> **Description of the task**
Omit every picture and write out the rest of the records exactly.

> **Records supplied**
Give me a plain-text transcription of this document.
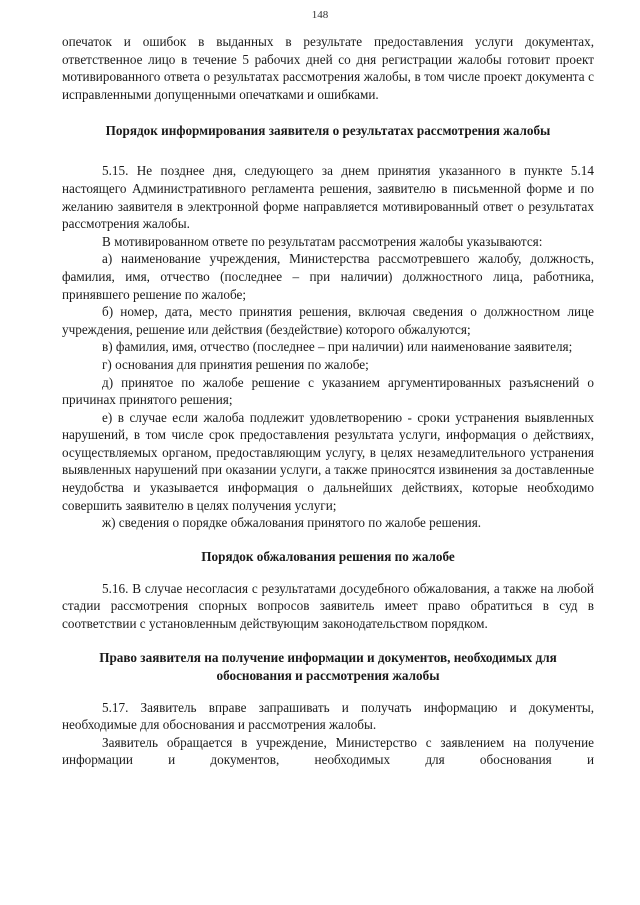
148

опечаток и ошибок в выданных в результате предоставления услуги документах, ответственное лицо в течение 5 рабочих дней со дня регистрации жалобы готовит проект мотивированного ответа о результатах рассмотрения жалобы, в том числе проект документа с исправленными допущенными опечатками и ошибками.

Порядок информирования заявителя о результатах рассмотрения жалобы

5.15. Не позднее дня, следующего за днем принятия указанного в пункте 5.14 настоящего Административного регламента решения, заявителю в письменной форме и по желанию заявителя в электронной форме направляется мотивированный ответ о результатах рассмотрения жалобы.

В мотивированном ответе по результатам рассмотрения жалобы указываются:

а) наименование учреждения, Министерства рассмотревшего жалобу, должность, фамилия, имя, отчество (последнее – при наличии) должностного лица, работника, принявшего решение по жалобе;

б) номер, дата, место принятия решения, включая сведения о должностном лице учреждения, решение или действия (бездействие) которого обжалуются;

в) фамилия, имя, отчество (последнее – при наличии) или наименование заявителя;

г) основания для принятия решения по жалобе;

д) принятое по жалобе решение с указанием аргументированных разъяснений о причинах принятого решения;

е) в случае если жалоба подлежит удовлетворению - сроки устранения выявленных нарушений, в том числе срок предоставления результата услуги, информация о действиях, осуществляемых органом, предоставляющим услугу, в целях незамедлительного устранения выявленных нарушений при оказании услуги, а также приносятся извинения за доставленные неудобства и указывается информация о дальнейших действиях, которые необходимо совершить заявителю в целях получения услуги;

ж) сведения о порядке обжалования принятого по жалобе решения.

Порядок обжалования решения по жалобе

5.16. В случае несогласия с результатами досудебного обжалования, а также на любой стадии рассмотрения спорных вопросов заявитель имеет право обратиться в суд в соответствии с установленным действующим законодательством порядком.

Право заявителя на получение информации и документов, необходимых для обоснования и рассмотрения жалобы

5.17. Заявитель вправе запрашивать и получать информацию и документы, необходимые для обоснования и рассмотрения жалобы.

Заявитель обращается в учреждение, Министерство с заявлением на получение информации и документов, необходимых для обоснования и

> **Problem solution**
Give me a plain-text transcription of this document.
148

опечаток и ошибок в выданных в результате предоставления услуги документах, ответственное лицо в течение 5 рабочих дней со дня регистрации жалобы готовит проект мотивированного ответа о результатах рассмотрения жалобы, в том числе проект документа с исправленными допущенными опечатками и ошибками.

Порядок информирования заявителя о результатах рассмотрения жалобы

5.15. Не позднее дня, следующего за днем принятия указанного в пункте 5.14 настоящего Административного регламента решения, заявителю в письменной форме и по желанию заявителя в электронной форме направляется мотивированный ответ о результатах рассмотрения жалобы.

В мотивированном ответе по результатам рассмотрения жалобы указываются:

а) наименование учреждения, Министерства рассмотревшего жалобу, должность, фамилия, имя, отчество (последнее – при наличии) должностного лица, работника, принявшего решение по жалобе;

б) номер, дата, место принятия решения, включая сведения о должностном лице учреждения, решение или действия (бездействие) которого обжалуются;

в) фамилия, имя, отчество (последнее – при наличии) или наименование заявителя;

г) основания для принятия решения по жалобе;

д) принятое по жалобе решение с указанием аргументированных разъяснений о причинах принятого решения;

е) в случае если жалоба подлежит удовлетворению - сроки устранения выявленных нарушений, в том числе срок предоставления результата услуги, информация о действиях, осуществляемых органом, предоставляющим услугу, в целях незамедлительного устранения выявленных нарушений при оказании услуги, а также приносятся извинения за доставленные неудобства и указывается информация о дальнейших действиях, которые необходимо совершить заявителю в целях получения услуги;

ж) сведения о порядке обжалования принятого по жалобе решения.

Порядок обжалования решения по жалобе

5.16. В случае несогласия с результатами досудебного обжалования, а также на любой стадии рассмотрения спорных вопросов заявитель имеет право обратиться в суд в соответствии с установленным действующим законодательством порядком.

Право заявителя на получение информации и документов, необходимых для обоснования и рассмотрения жалобы

5.17. Заявитель вправе запрашивать и получать информацию и документы, необходимые для обоснования и рассмотрения жалобы.

Заявитель обращается в учреждение, Министерство с заявлением на получение информации и документов, необходимых для обоснования и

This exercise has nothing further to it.